WORK TO BE COMPLETED:
Exactly as given, repeat all of the entries.

RECORDS SUPPLIED:
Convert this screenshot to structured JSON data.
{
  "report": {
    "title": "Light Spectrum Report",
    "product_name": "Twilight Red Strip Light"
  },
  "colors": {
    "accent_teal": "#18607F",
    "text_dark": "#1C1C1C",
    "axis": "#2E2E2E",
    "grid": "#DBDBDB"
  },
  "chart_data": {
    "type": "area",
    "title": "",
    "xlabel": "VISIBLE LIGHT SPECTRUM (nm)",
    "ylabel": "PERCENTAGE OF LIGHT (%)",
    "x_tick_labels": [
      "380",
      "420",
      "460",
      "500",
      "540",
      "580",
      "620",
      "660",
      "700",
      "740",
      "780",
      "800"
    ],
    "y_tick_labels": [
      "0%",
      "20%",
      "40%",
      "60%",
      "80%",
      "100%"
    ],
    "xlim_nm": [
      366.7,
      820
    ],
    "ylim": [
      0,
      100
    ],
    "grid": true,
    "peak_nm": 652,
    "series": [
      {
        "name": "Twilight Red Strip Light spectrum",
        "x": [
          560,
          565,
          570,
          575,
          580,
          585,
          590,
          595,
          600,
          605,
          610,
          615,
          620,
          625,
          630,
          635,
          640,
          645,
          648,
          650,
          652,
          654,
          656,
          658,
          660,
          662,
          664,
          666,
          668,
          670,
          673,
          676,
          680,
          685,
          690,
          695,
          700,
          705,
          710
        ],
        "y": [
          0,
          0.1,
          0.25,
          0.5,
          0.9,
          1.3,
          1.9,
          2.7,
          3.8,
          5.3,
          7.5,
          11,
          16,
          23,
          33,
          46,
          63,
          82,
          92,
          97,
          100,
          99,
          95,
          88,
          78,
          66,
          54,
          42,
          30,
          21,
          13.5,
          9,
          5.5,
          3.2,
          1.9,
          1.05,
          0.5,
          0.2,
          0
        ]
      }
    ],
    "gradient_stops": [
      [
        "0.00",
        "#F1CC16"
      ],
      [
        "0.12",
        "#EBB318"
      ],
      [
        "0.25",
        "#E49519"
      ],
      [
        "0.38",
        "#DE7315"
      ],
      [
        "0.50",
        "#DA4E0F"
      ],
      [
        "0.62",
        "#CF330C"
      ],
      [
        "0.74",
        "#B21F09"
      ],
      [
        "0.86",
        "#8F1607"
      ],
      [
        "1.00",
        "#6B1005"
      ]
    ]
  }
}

EXPECTED OUTPUT:
Convert this screenshot to structured JSON data.
{
  "report": {
    "title": "Light Spectrum Report",
    "product_name": "Twilight Red Strip Light"
  },
  "colors": {
    "accent_teal": "#18607F",
    "text_dark": "#1C1C1C",
    "axis": "#2E2E2E",
    "grid": "#DBDBDB"
  },
  "chart_data": {
    "type": "area",
    "title": "",
    "xlabel": "VISIBLE LIGHT SPECTRUM (nm)",
    "ylabel": "PERCENTAGE OF LIGHT (%)",
    "x_tick_labels": [
      "380",
      "420",
      "460",
      "500",
      "540",
      "580",
      "620",
      "660",
      "700",
      "740",
      "780",
      "800"
    ],
    "y_tick_labels": [
      "0%",
      "20%",
      "40%",
      "60%",
      "80%",
      "100%"
    ],
    "xlim_nm": [
      366.7,
      820
    ],
    "ylim": [
      0,
      100
    ],
    "grid": true,
    "peak_nm": 652,
    "series": [
      {
        "name": "Twilight Red Strip Light spectrum",
        "x": [
          560,
          565,
          570,
          575,
          580,
          585,
          590,
          595,
          600,
          605,
          610,
          615,
          620,
          625,
          630,
          635,
          640,
          645,
          648,
          650,
          652,
          654,
          656,
          658,
          660,
          662,
          664,
          666,
          668,
          670,
          673,
          676,
          680,
          685,
          690,
          695,
          700,
          705,
          710
        ],
        "y": [
          0,
          0.1,
          0.25,
          0.5,
          0.9,
          1.3,
          1.9,
          2.7,
          3.8,
          5.3,
          7.5,
          11,
          16,
          23,
          33,
          46,
          63,
          82,
          92,
          97,
          100,
          99,
          95,
          88,
          78,
          66,
          54,
          42,
          30,
          21,
          13.5,
          9,
          5.5,
          3.2,
          1.9,
          1.05,
          0.5,
          0.2,
          0
        ]
      }
    ],
    "gradient_stops": [
      [
        "0.00",
        "#F1CC16"
      ],
      [
        "0.12",
        "#EBB318"
      ],
      [
        "0.25",
        "#E49519"
      ],
      [
        "0.38",
        "#DE7315"
      ],
      [
        "0.50",
        "#DA4E0F"
      ],
      [
        "0.62",
        "#CF330C"
      ],
      [
        "0.74",
        "#B21F09"
      ],
      [
        "0.86",
        "#8F1607"
      ],
      [
        "1.00",
        "#6B1005"
      ]
    ]
  }
}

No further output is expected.